# DATASET EXCERPTS:
....

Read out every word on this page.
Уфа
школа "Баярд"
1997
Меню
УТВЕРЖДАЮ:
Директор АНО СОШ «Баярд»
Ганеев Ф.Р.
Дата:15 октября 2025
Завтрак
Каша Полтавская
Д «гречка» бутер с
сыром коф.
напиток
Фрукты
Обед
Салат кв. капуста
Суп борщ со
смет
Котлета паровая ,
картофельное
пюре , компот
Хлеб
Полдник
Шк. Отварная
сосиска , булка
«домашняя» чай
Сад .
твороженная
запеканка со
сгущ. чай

....

# EXERCISE TASK:
Retype all of the material, keeping each line exact.

# EXERCISE OUTPUT:
Read out every word on this page.
Уфа
школа "Баярд"
1997
Меню
УТВЕРЖДАЮ:
Директор АНО СОШ «Баярд»
Ганеев Ф.Р.
Дата:15 октября 2025
Завтрак
Каша Полтавская
Д «гречка» бутер с
сыром коф.
напиток
Фрукты
Обед
Салат кв. капуста
Суп борщ со
смет
Котлета паровая ,
картофельное
пюре , компот
Хлеб
Полдник
Шк. Отварная
сосиска , булка
«домашняя» чай
Сад .
твороженная
запеканка со
сгущ. чай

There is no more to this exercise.